In the listing that follows, count the lines holding the word "keeping" and report only that number.

RECORDS FOR PROCESSING:
==================================================

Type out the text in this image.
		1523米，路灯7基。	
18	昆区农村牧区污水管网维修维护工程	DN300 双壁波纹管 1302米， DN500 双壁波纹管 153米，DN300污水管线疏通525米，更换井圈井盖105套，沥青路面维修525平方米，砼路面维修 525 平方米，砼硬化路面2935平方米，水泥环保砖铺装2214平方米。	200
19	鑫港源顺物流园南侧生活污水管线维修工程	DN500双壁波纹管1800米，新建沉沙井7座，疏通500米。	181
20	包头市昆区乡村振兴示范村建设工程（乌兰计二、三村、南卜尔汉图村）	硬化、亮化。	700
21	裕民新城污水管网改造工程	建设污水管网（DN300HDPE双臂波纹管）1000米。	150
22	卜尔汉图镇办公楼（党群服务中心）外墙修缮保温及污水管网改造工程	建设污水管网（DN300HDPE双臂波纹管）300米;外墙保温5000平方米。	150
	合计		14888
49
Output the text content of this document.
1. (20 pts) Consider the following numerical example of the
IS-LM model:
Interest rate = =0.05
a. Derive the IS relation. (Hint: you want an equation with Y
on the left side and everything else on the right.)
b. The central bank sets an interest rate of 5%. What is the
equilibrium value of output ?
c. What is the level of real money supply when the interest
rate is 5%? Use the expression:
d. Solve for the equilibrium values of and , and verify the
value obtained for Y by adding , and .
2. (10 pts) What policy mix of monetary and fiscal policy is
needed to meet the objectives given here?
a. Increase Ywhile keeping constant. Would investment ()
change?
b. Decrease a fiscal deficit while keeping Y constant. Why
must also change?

==================================================

EXERCISE SOLUTION: 2